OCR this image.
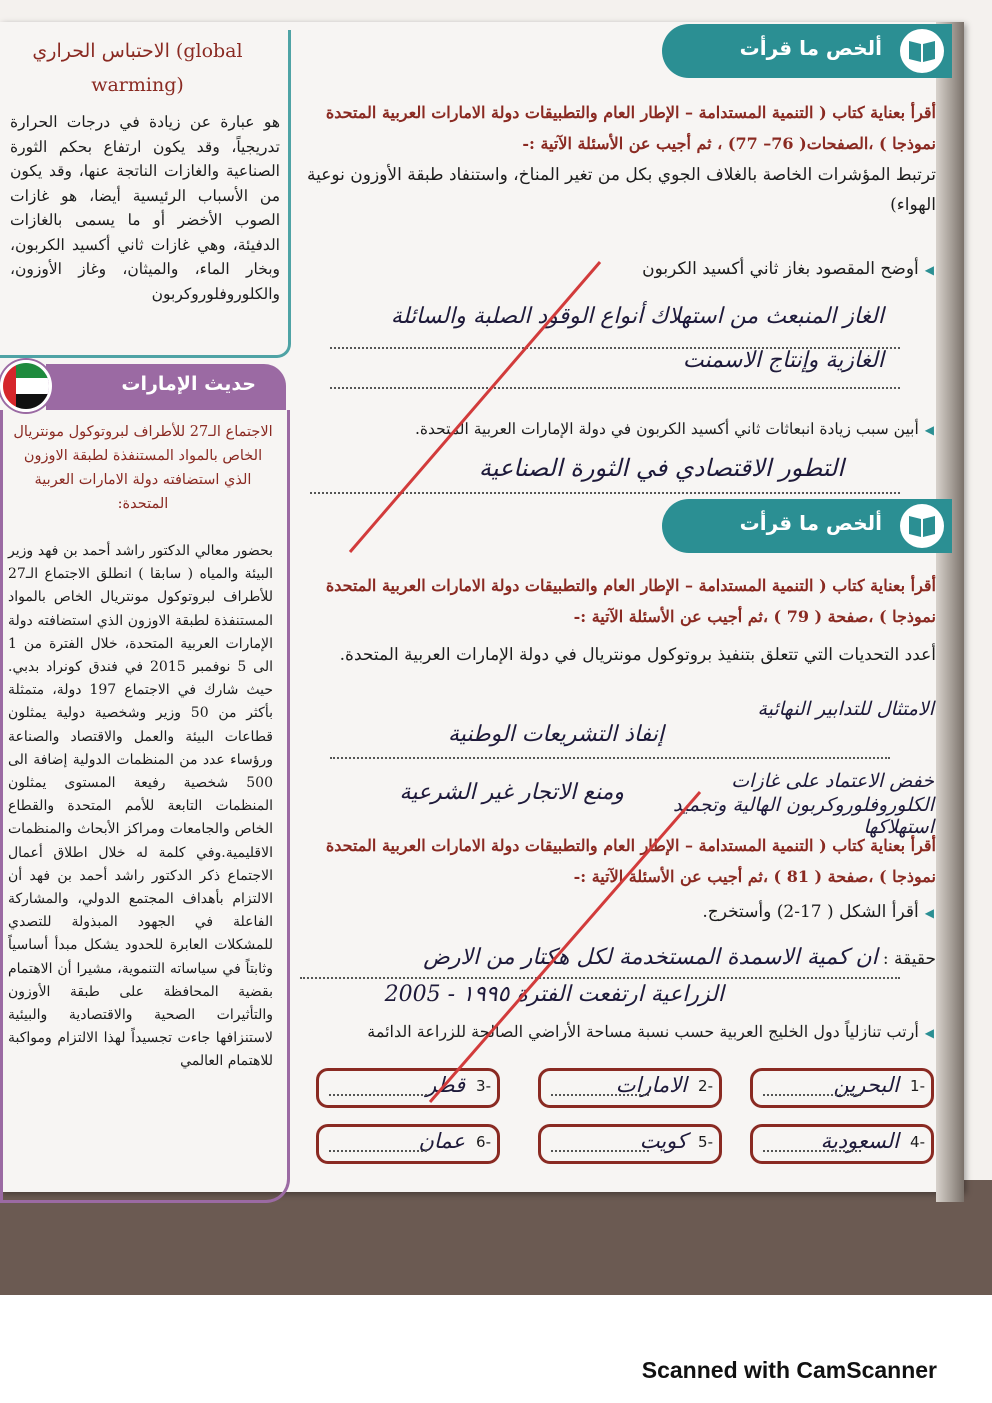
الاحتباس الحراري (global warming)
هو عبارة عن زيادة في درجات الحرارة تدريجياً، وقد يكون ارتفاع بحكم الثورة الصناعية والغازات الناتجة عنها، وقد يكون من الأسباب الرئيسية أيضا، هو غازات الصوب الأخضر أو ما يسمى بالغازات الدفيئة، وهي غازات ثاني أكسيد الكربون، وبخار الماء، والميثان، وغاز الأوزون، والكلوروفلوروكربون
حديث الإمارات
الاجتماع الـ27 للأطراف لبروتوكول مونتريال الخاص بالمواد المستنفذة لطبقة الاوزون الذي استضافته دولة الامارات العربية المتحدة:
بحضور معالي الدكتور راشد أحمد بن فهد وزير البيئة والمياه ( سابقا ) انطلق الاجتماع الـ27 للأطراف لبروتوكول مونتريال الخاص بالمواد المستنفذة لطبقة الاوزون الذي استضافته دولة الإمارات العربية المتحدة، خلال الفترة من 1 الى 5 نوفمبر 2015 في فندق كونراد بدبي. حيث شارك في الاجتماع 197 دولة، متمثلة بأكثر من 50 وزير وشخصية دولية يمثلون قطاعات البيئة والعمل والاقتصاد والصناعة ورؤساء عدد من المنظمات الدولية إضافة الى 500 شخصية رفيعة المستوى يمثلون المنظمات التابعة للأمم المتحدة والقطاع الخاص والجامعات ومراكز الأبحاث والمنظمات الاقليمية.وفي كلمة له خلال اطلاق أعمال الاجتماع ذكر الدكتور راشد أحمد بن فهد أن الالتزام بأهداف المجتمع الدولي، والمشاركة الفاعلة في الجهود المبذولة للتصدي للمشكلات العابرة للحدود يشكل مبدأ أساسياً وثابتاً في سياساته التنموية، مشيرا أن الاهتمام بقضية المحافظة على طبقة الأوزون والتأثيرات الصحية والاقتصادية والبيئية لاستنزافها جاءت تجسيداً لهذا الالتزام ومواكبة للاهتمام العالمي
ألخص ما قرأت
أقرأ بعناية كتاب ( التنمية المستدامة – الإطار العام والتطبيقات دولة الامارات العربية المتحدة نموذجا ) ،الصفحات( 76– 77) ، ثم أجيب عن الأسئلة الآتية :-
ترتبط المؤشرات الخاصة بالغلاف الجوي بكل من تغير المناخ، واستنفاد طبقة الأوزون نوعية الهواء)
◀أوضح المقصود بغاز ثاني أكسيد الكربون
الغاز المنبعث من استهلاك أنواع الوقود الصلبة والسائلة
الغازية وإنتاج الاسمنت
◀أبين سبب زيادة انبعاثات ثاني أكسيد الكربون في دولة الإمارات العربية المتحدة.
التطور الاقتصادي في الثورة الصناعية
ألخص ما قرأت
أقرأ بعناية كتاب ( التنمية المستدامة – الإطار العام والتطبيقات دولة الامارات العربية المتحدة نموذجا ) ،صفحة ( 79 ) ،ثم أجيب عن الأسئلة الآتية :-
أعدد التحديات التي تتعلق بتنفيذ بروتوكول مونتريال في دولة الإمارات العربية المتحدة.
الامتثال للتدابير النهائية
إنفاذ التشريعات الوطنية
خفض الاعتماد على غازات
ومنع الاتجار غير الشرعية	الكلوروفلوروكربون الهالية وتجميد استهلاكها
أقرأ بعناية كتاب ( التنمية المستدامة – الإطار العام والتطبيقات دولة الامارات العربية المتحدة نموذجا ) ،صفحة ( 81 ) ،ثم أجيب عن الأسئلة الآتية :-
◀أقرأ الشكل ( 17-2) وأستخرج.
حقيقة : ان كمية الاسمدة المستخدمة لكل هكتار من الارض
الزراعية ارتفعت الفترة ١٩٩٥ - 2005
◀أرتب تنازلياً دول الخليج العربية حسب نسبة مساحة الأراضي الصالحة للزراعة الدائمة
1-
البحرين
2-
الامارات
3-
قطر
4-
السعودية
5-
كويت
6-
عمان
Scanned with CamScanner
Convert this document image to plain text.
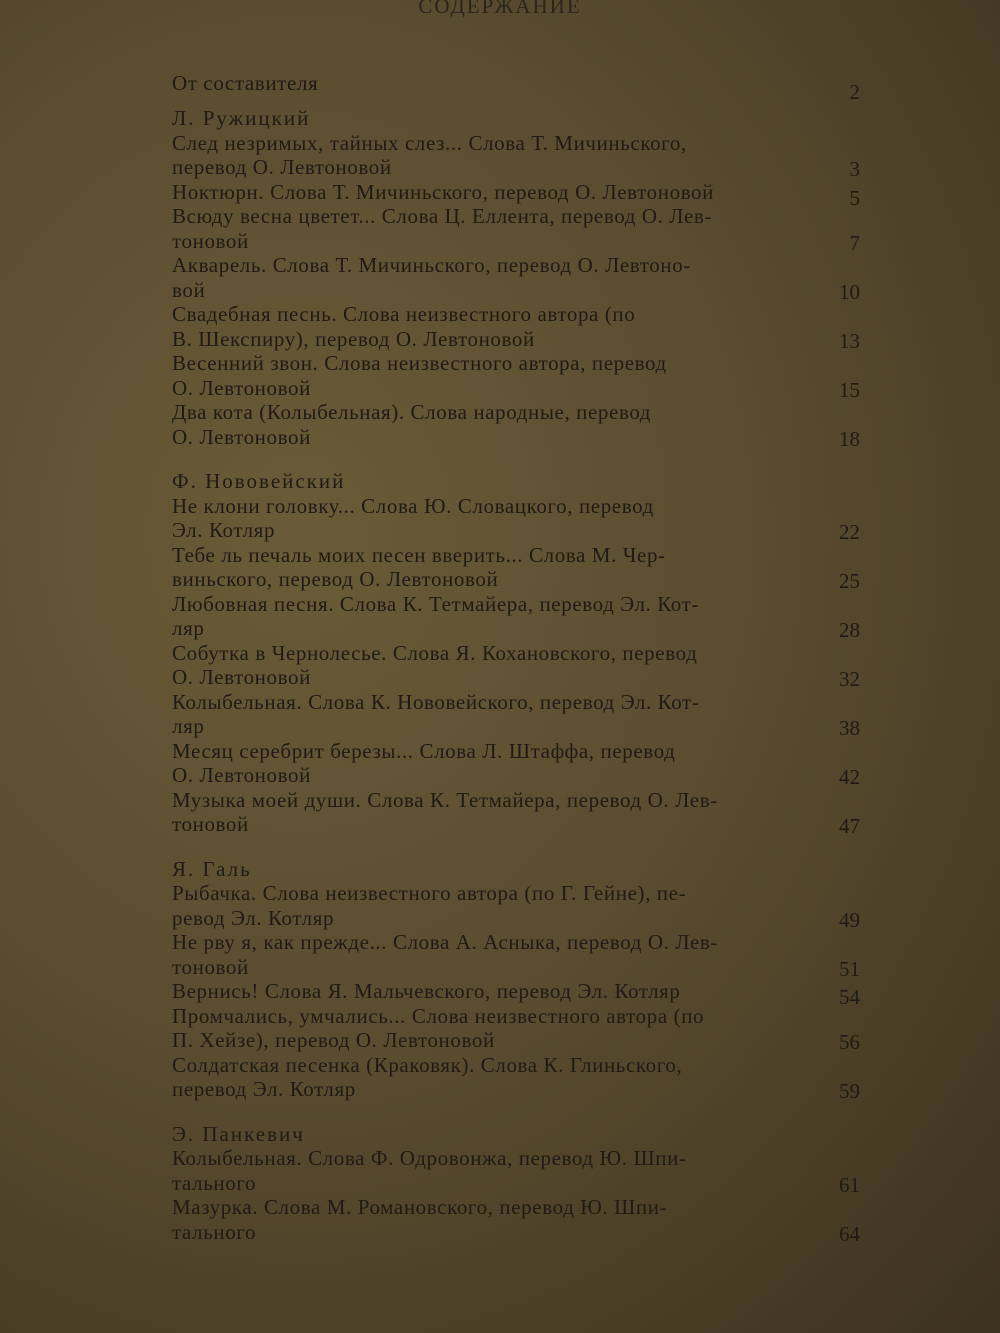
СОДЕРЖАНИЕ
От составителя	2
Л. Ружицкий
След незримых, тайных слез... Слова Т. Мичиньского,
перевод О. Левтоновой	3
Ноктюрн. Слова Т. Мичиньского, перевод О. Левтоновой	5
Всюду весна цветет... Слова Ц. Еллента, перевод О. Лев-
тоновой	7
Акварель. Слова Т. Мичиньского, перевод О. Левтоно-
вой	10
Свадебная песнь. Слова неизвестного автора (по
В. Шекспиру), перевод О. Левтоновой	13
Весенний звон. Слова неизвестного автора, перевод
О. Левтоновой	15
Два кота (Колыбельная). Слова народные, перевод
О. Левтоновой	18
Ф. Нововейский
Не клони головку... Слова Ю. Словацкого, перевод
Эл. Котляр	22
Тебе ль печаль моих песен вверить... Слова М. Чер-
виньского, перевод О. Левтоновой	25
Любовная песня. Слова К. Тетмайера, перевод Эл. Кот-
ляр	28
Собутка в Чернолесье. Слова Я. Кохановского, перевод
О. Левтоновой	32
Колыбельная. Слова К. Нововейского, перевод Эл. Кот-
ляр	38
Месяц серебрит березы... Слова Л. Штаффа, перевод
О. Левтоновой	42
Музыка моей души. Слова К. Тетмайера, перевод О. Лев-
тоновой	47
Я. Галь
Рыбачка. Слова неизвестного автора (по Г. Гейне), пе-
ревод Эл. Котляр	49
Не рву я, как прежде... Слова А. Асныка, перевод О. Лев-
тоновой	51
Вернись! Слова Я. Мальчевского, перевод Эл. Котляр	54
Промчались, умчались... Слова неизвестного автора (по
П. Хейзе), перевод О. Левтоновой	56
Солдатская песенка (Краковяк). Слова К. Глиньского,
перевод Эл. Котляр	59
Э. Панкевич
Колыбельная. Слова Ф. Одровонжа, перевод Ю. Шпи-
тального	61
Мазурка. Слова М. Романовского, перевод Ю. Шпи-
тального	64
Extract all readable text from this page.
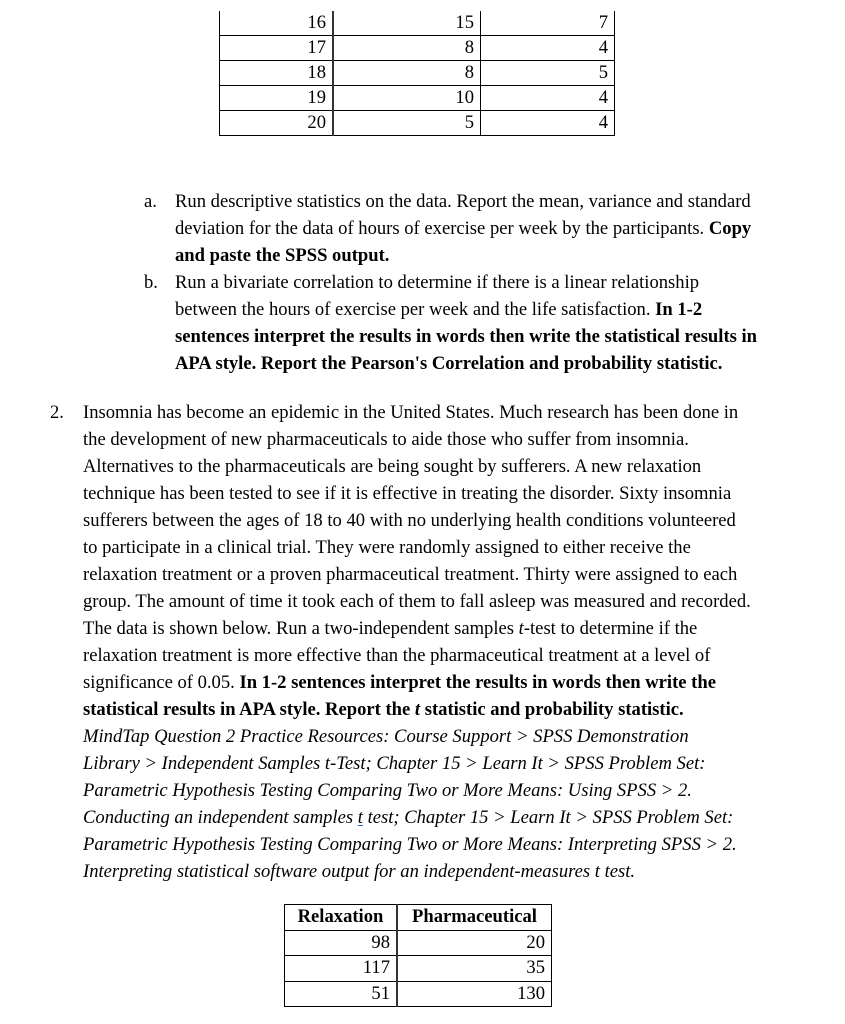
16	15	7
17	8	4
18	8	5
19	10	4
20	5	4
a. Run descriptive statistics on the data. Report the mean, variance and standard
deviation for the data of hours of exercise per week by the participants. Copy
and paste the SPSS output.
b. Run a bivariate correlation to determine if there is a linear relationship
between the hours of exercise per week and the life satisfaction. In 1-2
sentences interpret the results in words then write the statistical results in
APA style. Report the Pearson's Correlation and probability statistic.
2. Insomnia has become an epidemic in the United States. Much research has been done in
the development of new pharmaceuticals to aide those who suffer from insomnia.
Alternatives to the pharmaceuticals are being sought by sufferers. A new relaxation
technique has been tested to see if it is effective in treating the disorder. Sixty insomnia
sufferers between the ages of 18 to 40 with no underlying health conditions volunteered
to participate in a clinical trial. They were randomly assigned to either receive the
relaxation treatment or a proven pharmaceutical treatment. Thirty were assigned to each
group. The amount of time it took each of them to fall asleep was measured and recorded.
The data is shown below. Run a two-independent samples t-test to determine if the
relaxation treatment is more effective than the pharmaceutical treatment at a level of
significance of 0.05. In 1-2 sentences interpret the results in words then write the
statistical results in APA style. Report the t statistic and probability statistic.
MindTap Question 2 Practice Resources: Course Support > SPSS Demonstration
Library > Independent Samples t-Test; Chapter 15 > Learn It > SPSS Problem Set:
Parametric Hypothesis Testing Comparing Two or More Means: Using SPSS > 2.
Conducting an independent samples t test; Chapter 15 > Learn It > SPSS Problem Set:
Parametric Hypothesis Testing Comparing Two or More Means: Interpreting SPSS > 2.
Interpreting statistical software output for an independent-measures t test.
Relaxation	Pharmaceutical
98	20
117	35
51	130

■ **WORK TO COMPLETE**
Transcribe the material as is, with images omitted.

■ **OUTPUT FOR THIS TASK**
OCR this image.
الاحتباس الحراري (global warming)
هو عبارة عن زيادة في درجات الحرارة تدريجياً، وقد يكون ارتفاع بحكم الثورة الصناعية والغازات الناتجة عنها، وقد يكون من الأسباب الرئيسية أيضا، هو غازات الصوب الأخضر أو ما يسمى بالغازات الدفيئة، وهي غازات ثاني أكسيد الكربون، وبخار الماء، والميثان، وغاز الأوزون، والكلوروفلوروكربون
حديث الإمارات
الاجتماع الـ27 للأطراف لبروتوكول مونتريال الخاص بالمواد المستنفذة لطبقة الاوزون الذي استضافته دولة الامارات العربية المتحدة:
بحضور معالي الدكتور راشد أحمد بن فهد وزير البيئة والمياه ( سابقا ) انطلق الاجتماع الـ27 للأطراف لبروتوكول مونتريال الخاص بالمواد المستنفذة لطبقة الاوزون الذي استضافته دولة الإمارات العربية المتحدة، خلال الفترة من 1 الى 5 نوفمبر 2015 في فندق كونراد بدبي. حيث شارك في الاجتماع 197 دولة، متمثلة بأكثر من 50 وزير وشخصية دولية يمثلون قطاعات البيئة والعمل والاقتصاد والصناعة ورؤساء عدد من المنظمات الدولية إضافة الى 500 شخصية رفيعة المستوى يمثلون المنظمات التابعة للأمم المتحدة والقطاع الخاص والجامعات ومراكز الأبحاث والمنظمات الاقليمية.وفي كلمة له خلال اطلاق أعمال الاجتماع ذكر الدكتور راشد أحمد بن فهد أن الالتزام بأهداف المجتمع الدولي، والمشاركة الفاعلة في الجهود المبذولة للتصدي للمشكلات العابرة للحدود يشكل مبدأ أساسياً وثابتاً في سياساته التنموية، مشيرا أن الاهتمام بقضية المحافظة على طبقة الأوزون والتأثيرات الصحية والاقتصادية والبيئية لاستنزافها جاءت تجسيداً لهذا الالتزام ومواكبة للاهتمام العالمي
ألخص ما قرأت
أقرأ بعناية كتاب ( التنمية المستدامة – الإطار العام والتطبيقات دولة الامارات العربية المتحدة نموذجا ) ،الصفحات( 76– 77) ، ثم أجيب عن الأسئلة الآتية :-
ترتبط المؤشرات الخاصة بالغلاف الجوي بكل من تغير المناخ، واستنفاد طبقة الأوزون نوعية الهواء)
◀أوضح المقصود بغاز ثاني أكسيد الكربون
الغاز المنبعث من استهلاك أنواع الوقود الصلبة والسائلة
الغازية وإنتاج الاسمنت
◀أبين سبب زيادة انبعاثات ثاني أكسيد الكربون في دولة الإمارات العربية المتحدة.
التطور الاقتصادي في الثورة الصناعية
ألخص ما قرأت
أقرأ بعناية كتاب ( التنمية المستدامة – الإطار العام والتطبيقات دولة الامارات العربية المتحدة نموذجا ) ،صفحة ( 79 ) ،ثم أجيب عن الأسئلة الآتية :-
أعدد التحديات التي تتعلق بتنفيذ بروتوكول مونتريال في دولة الإمارات العربية المتحدة.
الامتثال للتدابير النهائية
إنفاذ التشريعات الوطنية
خفض الاعتماد على غازات
ومنع الاتجار غير الشرعية	الكلوروفلوروكربون الهالية وتجميد استهلاكها
أقرأ بعناية كتاب ( التنمية المستدامة – الإطار العام والتطبيقات دولة الامارات العربية المتحدة نموذجا ) ،صفحة ( 81 ) ،ثم أجيب عن الأسئلة الآتية :-
◀أقرأ الشكل ( 17-2) وأستخرج.
حقيقة : ان كمية الاسمدة المستخدمة لكل هكتار من الارض
الزراعية ارتفعت الفترة ١٩٩٥ - 2005
◀أرتب تنازلياً دول الخليج العربية حسب نسبة مساحة الأراضي الصالحة للزراعة الدائمة
1-
البحرين
2-
الامارات
3-
قطر
4-
السعودية
5-
كويت
6-
عمان
Scanned with CamScanner
Convert this document image to plain text.
СОДЕРЖАНИЕ
От составителя	2
Л. Ружицкий
След незримых, тайных слез... Слова Т. Мичиньского,
перевод О. Левтоновой	3
Ноктюрн. Слова Т. Мичиньского, перевод О. Левтоновой	5
Всюду весна цветет... Слова Ц. Еллента, перевод О. Лев-
тоновой	7
Акварель. Слова Т. Мичиньского, перевод О. Левтоно-
вой	10
Свадебная песнь. Слова неизвестного автора (по
В. Шекспиру), перевод О. Левтоновой	13
Весенний звон. Слова неизвестного автора, перевод
О. Левтоновой	15
Два кота (Колыбельная). Слова народные, перевод
О. Левтоновой	18
Ф. Нововейский
Не клони головку... Слова Ю. Словацкого, перевод
Эл. Котляр	22
Тебе ль печаль моих песен вверить... Слова М. Чер-
виньского, перевод О. Левтоновой	25
Любовная песня. Слова К. Тетмайера, перевод Эл. Кот-
ляр	28
Собутка в Чернолесье. Слова Я. Кохановского, перевод
О. Левтоновой	32
Колыбельная. Слова К. Нововейского, перевод Эл. Кот-
ляр	38
Месяц серебрит березы... Слова Л. Штаффа, перевод
О. Левтоновой	42
Музыка моей души. Слова К. Тетмайера, перевод О. Лев-
тоновой	47
Я. Галь
Рыбачка. Слова неизвестного автора (по Г. Гейне), пе-
ревод Эл. Котляр	49
Не рву я, как прежде... Слова А. Асныка, перевод О. Лев-
тоновой	51
Вернись! Слова Я. Мальчевского, перевод Эл. Котляр	54
Промчались, умчались... Слова неизвестного автора (по
П. Хейзе), перевод О. Левтоновой	56
Солдатская песенка (Краковяк). Слова К. Глиньского,
перевод Эл. Котляр	59
Э. Панкевич
Колыбельная. Слова Ф. Одровонжа, перевод Ю. Шпи-
тального	61
Мазурка. Слова М. Романовского, перевод Ю. Шпи-
тального	64
Extract all readable text from this page.
16	15	7
17	8	4
18	8	5
19	10	4
20	5	4
a. Run descriptive statistics on the data. Report the mean, variance and standard
deviation for the data of hours of exercise per week by the participants. Copy
and paste the SPSS output.
b. Run a bivariate correlation to determine if there is a linear relationship
between the hours of exercise per week and the life satisfaction. In 1-2
sentences interpret the results in words then write the statistical results in
APA style. Report the Pearson's Correlation and probability statistic.
2. Insomnia has become an epidemic in the United States. Much research has been done in
the development of new pharmaceuticals to aide those who suffer from insomnia.
Alternatives to the pharmaceuticals are being sought by sufferers. A new relaxation
technique has been tested to see if it is effective in treating the disorder. Sixty insomnia
sufferers between the ages of 18 to 40 with no underlying health conditions volunteered
to participate in a clinical trial. They were randomly assigned to either receive the
relaxation treatment or a proven pharmaceutical treatment. Thirty were assigned to each
group. The amount of time it took each of them to fall asleep was measured and recorded.
The data is shown below. Run a two-independent samples t-test to determine if the
relaxation treatment is more effective than the pharmaceutical treatment at a level of
significance of 0.05. In 1-2 sentences interpret the results in words then write the
statistical results in APA style. Report the t statistic and probability statistic.
MindTap Question 2 Practice Resources: Course Support > SPSS Demonstration
Library > Independent Samples t-Test; Chapter 15 > Learn It > SPSS Problem Set:
Parametric Hypothesis Testing Comparing Two or More Means: Using SPSS > 2.
Conducting an independent samples t test; Chapter 15 > Learn It > SPSS Problem Set:
Parametric Hypothesis Testing Comparing Two or More Means: Interpreting SPSS > 2.
Interpreting statistical software output for an independent-measures t test.
Relaxation	Pharmaceutical
98	20
117	35
51	130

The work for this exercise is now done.